Output every entry exactly as written, but omit the pictures.

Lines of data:
━━━━

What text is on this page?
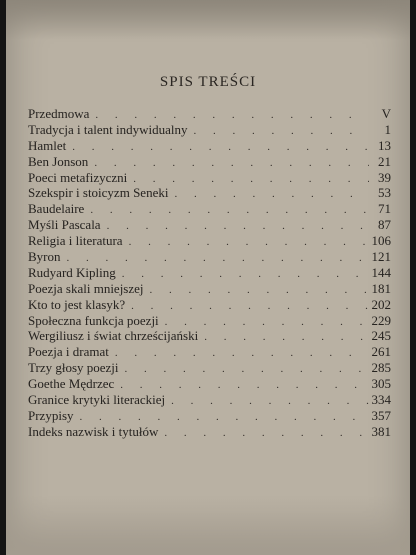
SPIS TREŚCI
Przedmowa . . .	V
Tradycja i talent indywidualny . . .	1
Hamlet . . .	13
Ben Jonson . . .	21
Poeci metafizyczni . . .	39
Szekspir i stoicyzm Seneki . . .	53
Baudelaire . . .	71
Myśli Pascala . . .	87
Religia i literatura . . .	106
Byron . . .	121
Rudyard Kipling . . .	144
Poezja skali mniejszej . . .	181
Kto to jest klasyk? . . .	202
Społeczna funkcja poezji . . .	229
Wergiliusz i świat chrześcijański . . .	245
Poezja i dramat . . .	261
Trzy głosy poezji . . .	285
Goethe Mędrzec . . .	305
Granice krytyki literackiej . . .	334
Przypisy . . .	357
Indeks nazwisk i tytułów . . .	381
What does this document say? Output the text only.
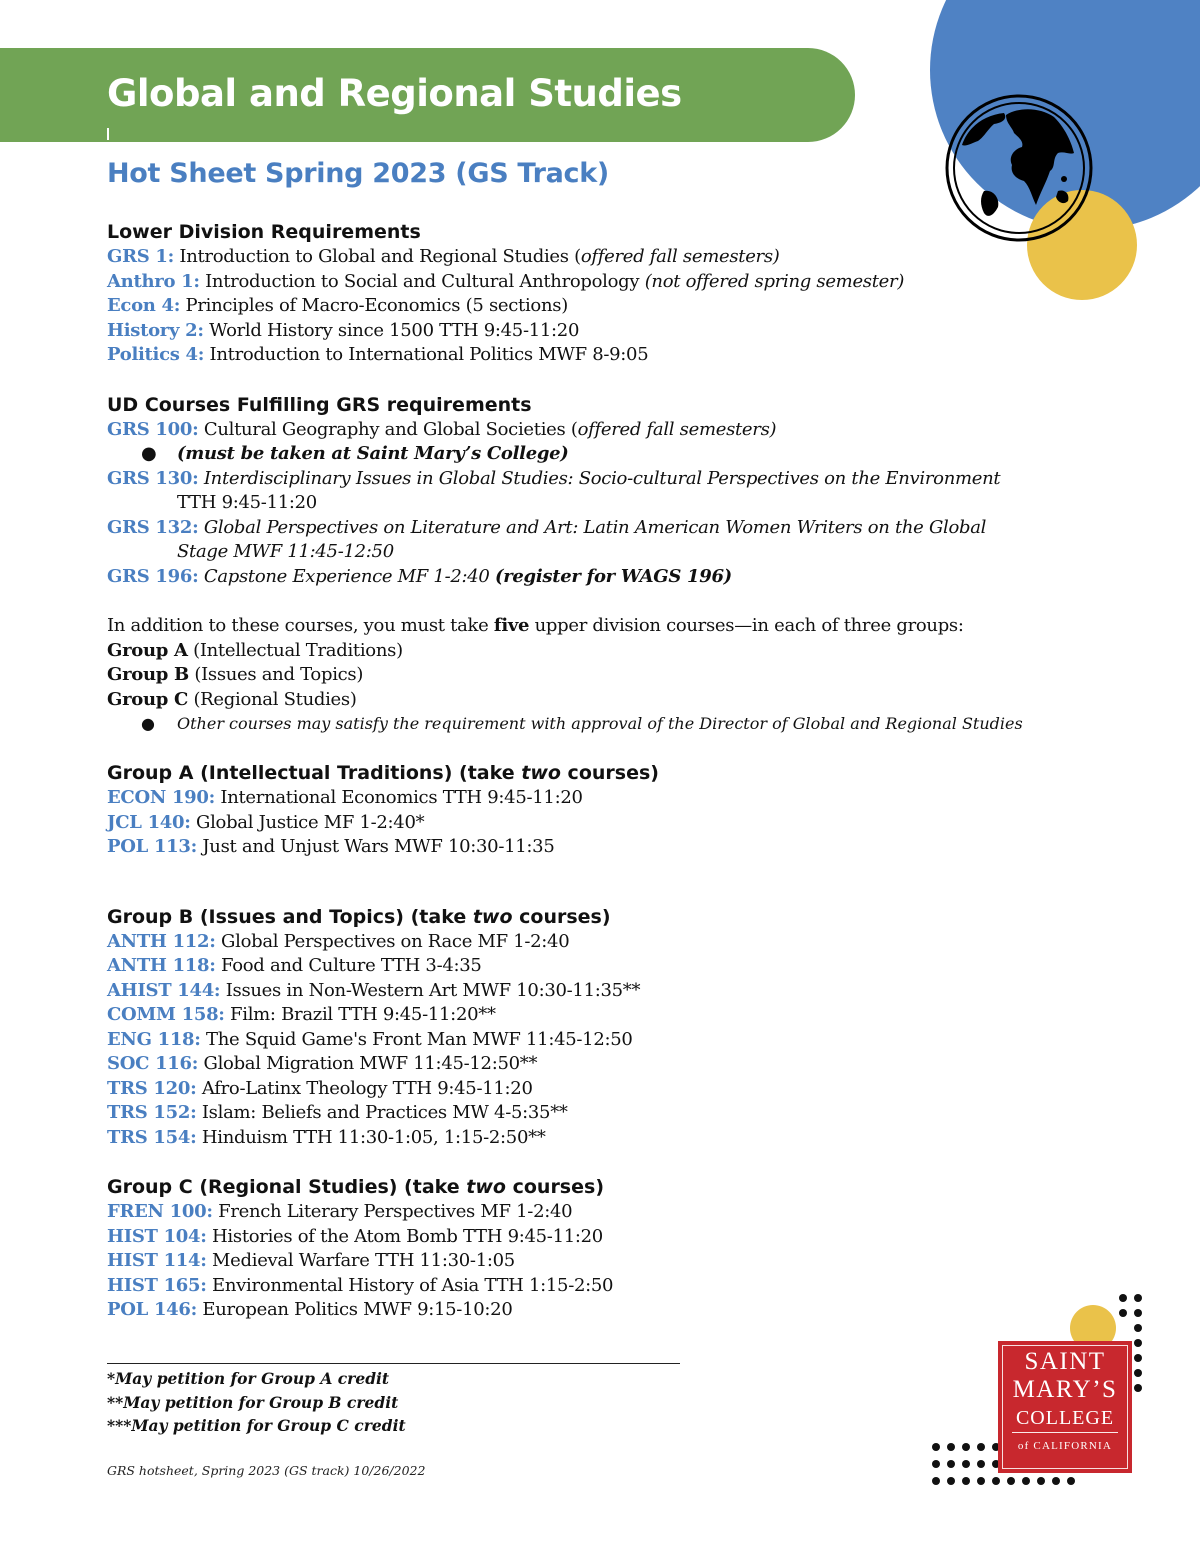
Global and Regional Studies
Hot Sheet Spring 2023 (GS Track)
Lower Division Requirements
GRS 1: Introduction to Global and Regional Studies (offered fall semesters)
Anthro 1: Introduction to Social and Cultural Anthropology (not offered spring semester)
Econ 4: Principles of Macro-Economics (5 sections)
History 2: World History since 1500 TTH 9:45-11:20
Politics 4: Introduction to International Politics MWF 8-9:05
UD Courses Fulfilling GRS requirements
GRS 100: Cultural Geography and Global Societies (offered fall semesters)
● (must be taken at Saint Mary’s College)
GRS 130: Interdisciplinary Issues in Global Studies: Socio-cultural Perspectives on the Environment
TTH 9:45-11:20
GRS 132: Global Perspectives on Literature and Art: Latin American Women Writers on the Global
Stage MWF 11:45-12:50
GRS 196: Capstone Experience MF 1-2:40 (register for WAGS 196)
In addition to these courses, you must take five upper division courses—in each of three groups:
Group A (Intellectual Traditions)
Group B (Issues and Topics)
Group C (Regional Studies)
● Other courses may satisfy the requirement with approval of the Director of Global and Regional Studies
Group A (Intellectual Traditions) (take two courses)
ECON 190: International Economics TTH 9:45-11:20
JCL 140: Global Justice MF 1-2:40*
POL 113: Just and Unjust Wars MWF 10:30-11:35
Group B (Issues and Topics) (take two courses)
ANTH 112: Global Perspectives on Race MF 1-2:40
ANTH 118: Food and Culture TTH 3-4:35
AHIST 144: Issues in Non-Western Art MWF 10:30-11:35**
COMM 158: Film: Brazil TTH 9:45-11:20**
ENG 118: The Squid Game's Front Man MWF 11:45-12:50
SOC 116: Global Migration MWF 11:45-12:50**
TRS 120: Afro-Latinx Theology TTH 9:45-11:20
TRS 152: Islam: Beliefs and Practices MW 4-5:35**
TRS 154: Hinduism TTH 11:30-1:05, 1:15-2:50**
Group C (Regional Studies) (take two courses)
FREN 100: French Literary Perspectives MF 1-2:40
HIST 104: Histories of the Atom Bomb TTH 9:45-11:20
HIST 114: Medieval Warfare TTH 11:30-1:05
HIST 165: Environmental History of Asia TTH 1:15-2:50
POL 146: European Politics MWF 9:15-10:20
*May petition for Group A credit
**May petition for Group B credit
***May petition for Group C credit
GRS hotsheet, Spring 2023 (GS track) 10/26/2022
SAINT
MARY’S
COLLEGE
of CALIFORNIA
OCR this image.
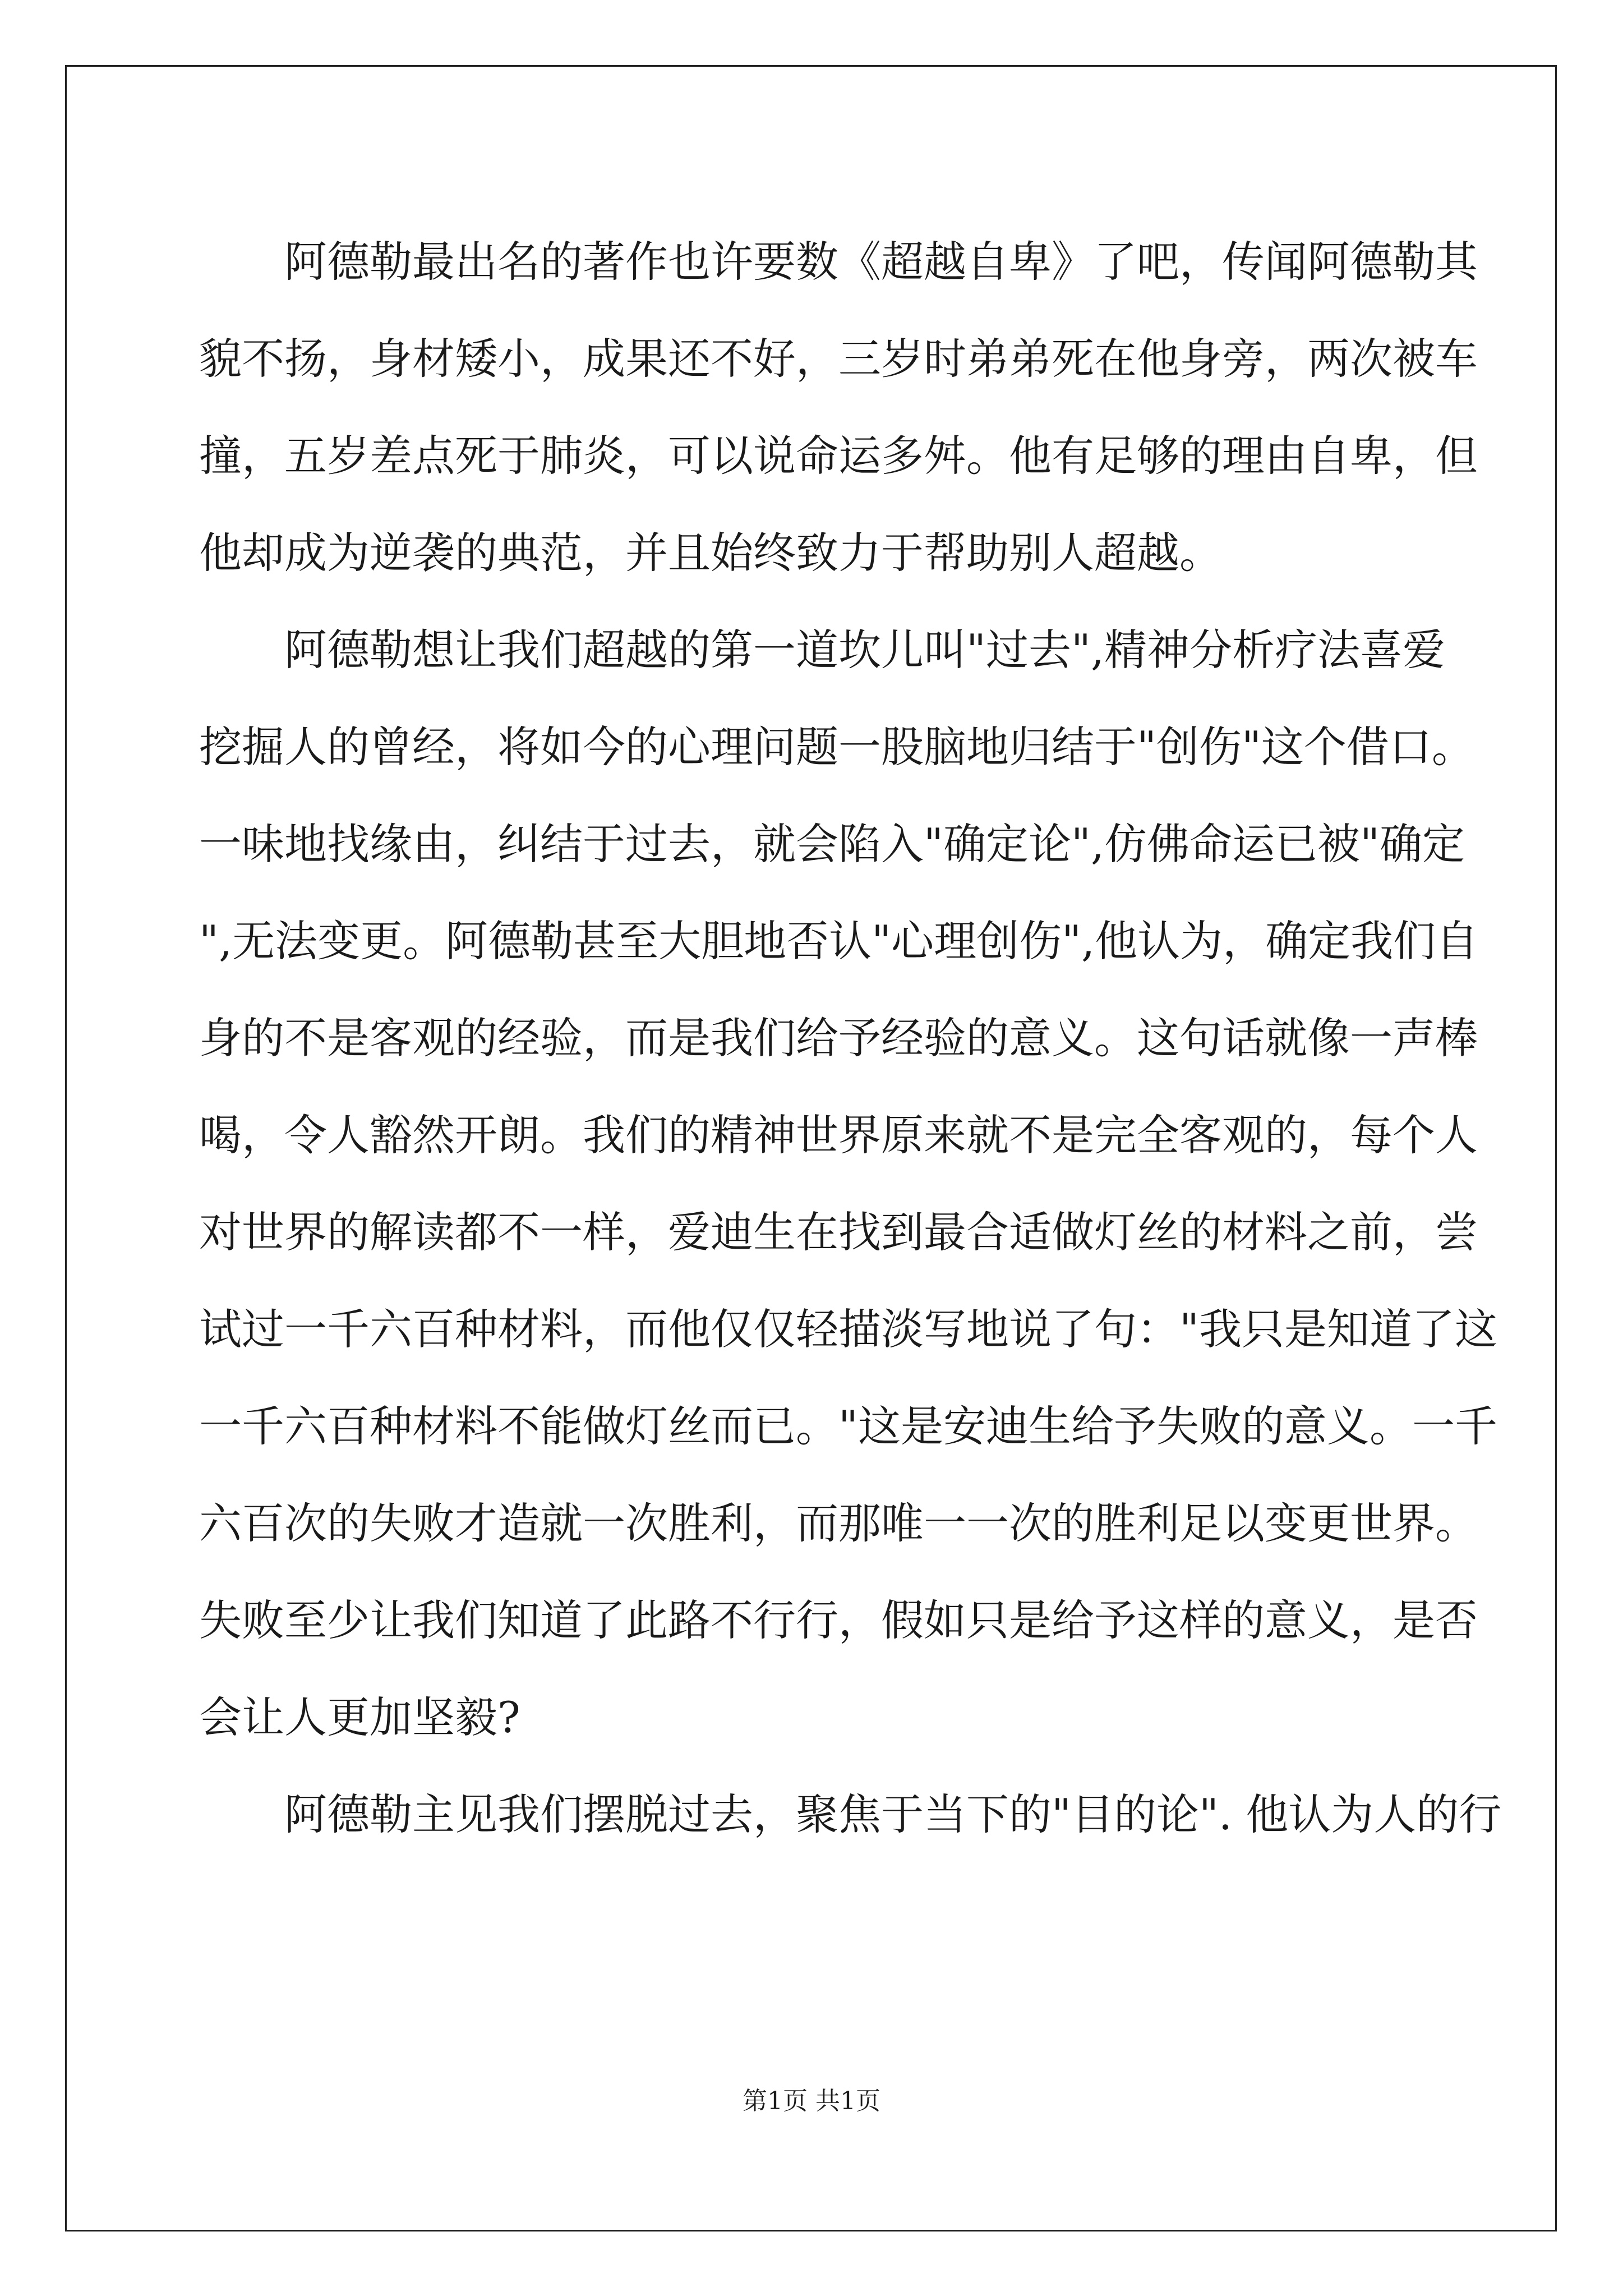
阿德勒最出名的著作也许要数《超越自卑》了吧，传闻阿德勒其
貌不扬，身材矮小，成果还不好，三岁时弟弟死在他身旁，两次被车
撞，五岁差点死于肺炎，可以说命运多舛。他有足够的理由自卑，但
他却成为逆袭的典范，并且始终致力于帮助别人超越。
阿德勒想让我们超越的第一道坎儿叫"过去",精神分析疗法喜爱
挖掘人的曾经，将如今的心理问题一股脑地归结于"创伤"这个借口。
一味地找缘由，纠结于过去，就会陷入"确定论",仿佛命运已被"确定
",无法变更。阿德勒甚至大胆地否认"心理创伤",他认为，确定我们自
身的不是客观的经验，而是我们给予经验的意义。这句话就像一声棒
喝，令人豁然开朗。我们的精神世界原来就不是完全客观的，每个人
对世界的解读都不一样，爱迪生在找到最合适做灯丝的材料之前，尝
试过一千六百种材料，而他仅仅轻描淡写地说了句："我只是知道了这
一千六百种材料不能做灯丝而已。"这是安迪生给予失败的意义。一千
六百次的失败才造就一次胜利，而那唯一一次的胜利足以变更世界。
失败至少让我们知道了此路不行行，假如只是给予这样的意义，是否
会让人更加坚毅?
阿德勒主见我们摆脱过去，聚焦于当下的"目的论". 他认为人的行
第1页 共1页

━━━━

Expected answer:
What text is on this page?
SPIS TREŚCI
Przedmowa . . .	V
Tradycja i talent indywidualny . . .	1
Hamlet . . .	13
Ben Jonson . . .	21
Poeci metafizyczni . . .	39
Szekspir i stoicyzm Seneki . . .	53
Baudelaire . . .	71
Myśli Pascala . . .	87
Religia i literatura . . .	106
Byron . . .	121
Rudyard Kipling . . .	144
Poezja skali mniejszej . . .	181
Kto to jest klasyk? . . .	202
Społeczna funkcja poezji . . .	229
Wergiliusz i świat chrześcijański . . .	245
Poezja i dramat . . .	261
Trzy głosy poezji . . .	285
Goethe Mędrzec . . .	305
Granice krytyki literackiej . . .	334
Przypisy . . .	357
Indeks nazwisk i tytułów . . .	381
What does this document say? Output the text only.
Global and Regional Studies
Hot Sheet Spring 2023 (GS Track)
Lower Division Requirements
GRS 1: Introduction to Global and Regional Studies (offered fall semesters)
Anthro 1: Introduction to Social and Cultural Anthropology (not offered spring semester)
Econ 4: Principles of Macro-Economics (5 sections)
History 2: World History since 1500 TTH 9:45-11:20
Politics 4: Introduction to International Politics MWF 8-9:05
UD Courses Fulfilling GRS requirements
GRS 100: Cultural Geography and Global Societies (offered fall semesters)
● (must be taken at Saint Mary’s College)
GRS 130: Interdisciplinary Issues in Global Studies: Socio-cultural Perspectives on the Environment
TTH 9:45-11:20
GRS 132: Global Perspectives on Literature and Art: Latin American Women Writers on the Global
Stage MWF 11:45-12:50
GRS 196: Capstone Experience MF 1-2:40 (register for WAGS 196)
In addition to these courses, you must take five upper division courses—in each of three groups:
Group A (Intellectual Traditions)
Group B (Issues and Topics)
Group C (Regional Studies)
● Other courses may satisfy the requirement with approval of the Director of Global and Regional Studies
Group A (Intellectual Traditions) (take two courses)
ECON 190: International Economics TTH 9:45-11:20
JCL 140: Global Justice MF 1-2:40*
POL 113: Just and Unjust Wars MWF 10:30-11:35
Group B (Issues and Topics) (take two courses)
ANTH 112: Global Perspectives on Race MF 1-2:40
ANTH 118: Food and Culture TTH 3-4:35
AHIST 144: Issues in Non-Western Art MWF 10:30-11:35**
COMM 158: Film: Brazil TTH 9:45-11:20**
ENG 118: The Squid Game's Front Man MWF 11:45-12:50
SOC 116: Global Migration MWF 11:45-12:50**
TRS 120: Afro-Latinx Theology TTH 9:45-11:20
TRS 152: Islam: Beliefs and Practices MW 4-5:35**
TRS 154: Hinduism TTH 11:30-1:05, 1:15-2:50**
Group C (Regional Studies) (take two courses)
FREN 100: French Literary Perspectives MF 1-2:40
HIST 104: Histories of the Atom Bomb TTH 9:45-11:20
HIST 114: Medieval Warfare TTH 11:30-1:05
HIST 165: Environmental History of Asia TTH 1:15-2:50
POL 146: European Politics MWF 9:15-10:20
*May petition for Group A credit
**May petition for Group B credit
***May petition for Group C credit
GRS hotsheet, Spring 2023 (GS track) 10/26/2022
SAINT
MARY’S
COLLEGE
of CALIFORNIA
OCR this image.
阿德勒最出名的著作也许要数《超越自卑》了吧，传闻阿德勒其
貌不扬，身材矮小，成果还不好，三岁时弟弟死在他身旁，两次被车
撞，五岁差点死于肺炎，可以说命运多舛。他有足够的理由自卑，但
他却成为逆袭的典范，并且始终致力于帮助别人超越。
阿德勒想让我们超越的第一道坎儿叫"过去",精神分析疗法喜爱
挖掘人的曾经，将如今的心理问题一股脑地归结于"创伤"这个借口。
一味地找缘由，纠结于过去，就会陷入"确定论",仿佛命运已被"确定
",无法变更。阿德勒甚至大胆地否认"心理创伤",他认为，确定我们自
身的不是客观的经验，而是我们给予经验的意义。这句话就像一声棒
喝，令人豁然开朗。我们的精神世界原来就不是完全客观的，每个人
对世界的解读都不一样，爱迪生在找到最合适做灯丝的材料之前，尝
试过一千六百种材料，而他仅仅轻描淡写地说了句："我只是知道了这
一千六百种材料不能做灯丝而已。"这是安迪生给予失败的意义。一千
六百次的失败才造就一次胜利，而那唯一一次的胜利足以变更世界。
失败至少让我们知道了此路不行行，假如只是给予这样的意义，是否
会让人更加坚毅?
阿德勒主见我们摆脱过去，聚焦于当下的"目的论". 他认为人的行
第1页 共1页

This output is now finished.